> Exercise details:
Pictures aside, write out every record exactly as it appears.

* Begin *

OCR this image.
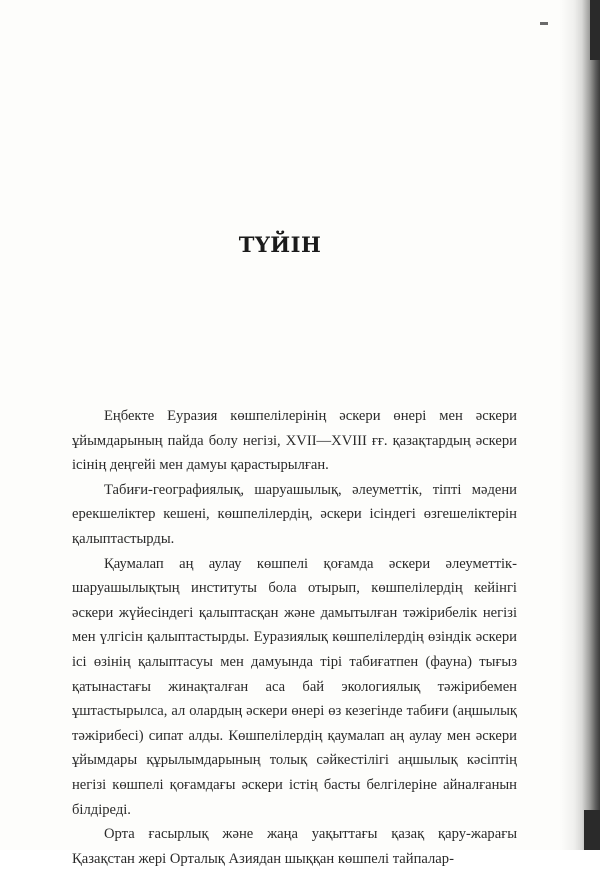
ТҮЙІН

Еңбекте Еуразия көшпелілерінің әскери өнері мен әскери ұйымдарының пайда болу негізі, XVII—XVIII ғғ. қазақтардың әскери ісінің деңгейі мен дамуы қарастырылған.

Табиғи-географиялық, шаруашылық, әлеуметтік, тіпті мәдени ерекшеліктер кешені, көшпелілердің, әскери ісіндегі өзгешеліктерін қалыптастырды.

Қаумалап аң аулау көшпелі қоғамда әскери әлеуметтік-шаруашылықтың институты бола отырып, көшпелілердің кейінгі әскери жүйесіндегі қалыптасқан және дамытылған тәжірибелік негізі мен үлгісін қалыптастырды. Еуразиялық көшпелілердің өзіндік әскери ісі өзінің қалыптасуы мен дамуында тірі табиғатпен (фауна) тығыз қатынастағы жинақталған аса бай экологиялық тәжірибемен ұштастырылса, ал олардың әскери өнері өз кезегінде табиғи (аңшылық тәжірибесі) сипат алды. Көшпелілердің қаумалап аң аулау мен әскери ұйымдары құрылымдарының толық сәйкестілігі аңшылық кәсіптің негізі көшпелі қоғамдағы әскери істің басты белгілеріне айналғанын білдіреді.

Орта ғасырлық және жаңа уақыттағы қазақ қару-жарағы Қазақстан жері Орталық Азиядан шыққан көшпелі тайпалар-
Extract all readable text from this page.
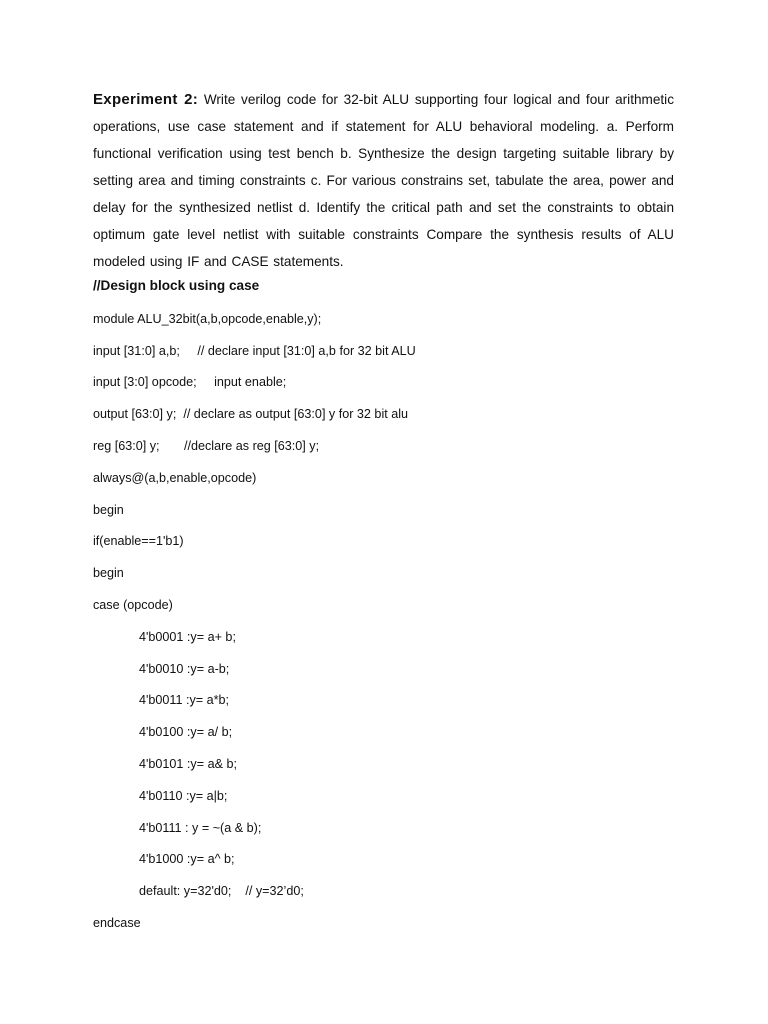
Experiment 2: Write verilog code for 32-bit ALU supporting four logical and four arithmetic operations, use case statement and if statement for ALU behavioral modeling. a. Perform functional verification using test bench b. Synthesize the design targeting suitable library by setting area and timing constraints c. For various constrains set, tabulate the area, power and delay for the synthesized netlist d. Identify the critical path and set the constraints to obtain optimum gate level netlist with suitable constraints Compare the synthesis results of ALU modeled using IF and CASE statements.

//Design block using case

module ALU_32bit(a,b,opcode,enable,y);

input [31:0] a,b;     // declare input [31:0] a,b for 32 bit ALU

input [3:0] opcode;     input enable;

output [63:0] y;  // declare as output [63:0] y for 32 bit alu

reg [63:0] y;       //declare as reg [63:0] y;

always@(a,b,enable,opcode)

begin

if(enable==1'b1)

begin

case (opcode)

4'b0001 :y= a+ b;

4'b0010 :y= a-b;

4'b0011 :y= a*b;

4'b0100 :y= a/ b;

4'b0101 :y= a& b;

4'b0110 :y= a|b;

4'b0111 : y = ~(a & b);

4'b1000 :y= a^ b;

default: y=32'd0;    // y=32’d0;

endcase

* End *

> Exercise output:
OCR this image.
ТҮЙІН

Еңбекте Еуразия көшпелілерінің әскери өнері мен әскери ұйымдарының пайда болу негізі, XVII—XVIII ғғ. қазақтардың әскери ісінің деңгейі мен дамуы қарастырылған.

Табиғи-географиялық, шаруашылық, әлеуметтік, тіпті мәдени ерекшеліктер кешені, көшпелілердің, әскери ісіндегі өзгешеліктерін қалыптастырды.

Қаумалап аң аулау көшпелі қоғамда әскери әлеуметтік-шаруашылықтың институты бола отырып, көшпелілердің кейінгі әскери жүйесіндегі қалыптасқан және дамытылған тәжірибелік негізі мен үлгісін қалыптастырды. Еуразиялық көшпелілердің өзіндік әскери ісі өзінің қалыптасуы мен дамуында тірі табиғатпен (фауна) тығыз қатынастағы жинақталған аса бай экологиялық тәжірибемен ұштастырылса, ал олардың әскери өнері өз кезегінде табиғи (аңшылық тәжірибесі) сипат алды. Көшпелілердің қаумалап аң аулау мен әскери ұйымдары құрылымдарының толық сәйкестілігі аңшылық кәсіптің негізі көшпелі қоғамдағы әскери істің басты белгілеріне айналғанын білдіреді.

Орта ғасырлық және жаңа уақыттағы қазақ қару-жарағы Қазақстан жері Орталық Азиядан шыққан көшпелі тайпалар-
Extract all readable text from this page.
Experiment 2: Write verilog code for 32-bit ALU supporting four logical and four arithmetic operations, use case statement and if statement for ALU behavioral modeling. a. Perform functional verification using test bench b. Synthesize the design targeting suitable library by setting area and timing constraints c. For various constrains set, tabulate the area, power and delay for the synthesized netlist d. Identify the critical path and set the constraints to obtain optimum gate level netlist with suitable constraints Compare the synthesis results of ALU modeled using IF and CASE statements.

//Design block using case

module ALU_32bit(a,b,opcode,enable,y);

input [31:0] a,b;     // declare input [31:0] a,b for 32 bit ALU

input [3:0] opcode;     input enable;

output [63:0] y;  // declare as output [63:0] y for 32 bit alu

reg [63:0] y;       //declare as reg [63:0] y;

always@(a,b,enable,opcode)

begin

if(enable==1'b1)

begin

case (opcode)

4'b0001 :y= a+ b;

4'b0010 :y= a-b;

4'b0011 :y= a*b;

4'b0100 :y= a/ b;

4'b0101 :y= a& b;

4'b0110 :y= a|b;

4'b0111 : y = ~(a & b);

4'b1000 :y= a^ b;

default: y=32'd0;    // y=32’d0;

endcase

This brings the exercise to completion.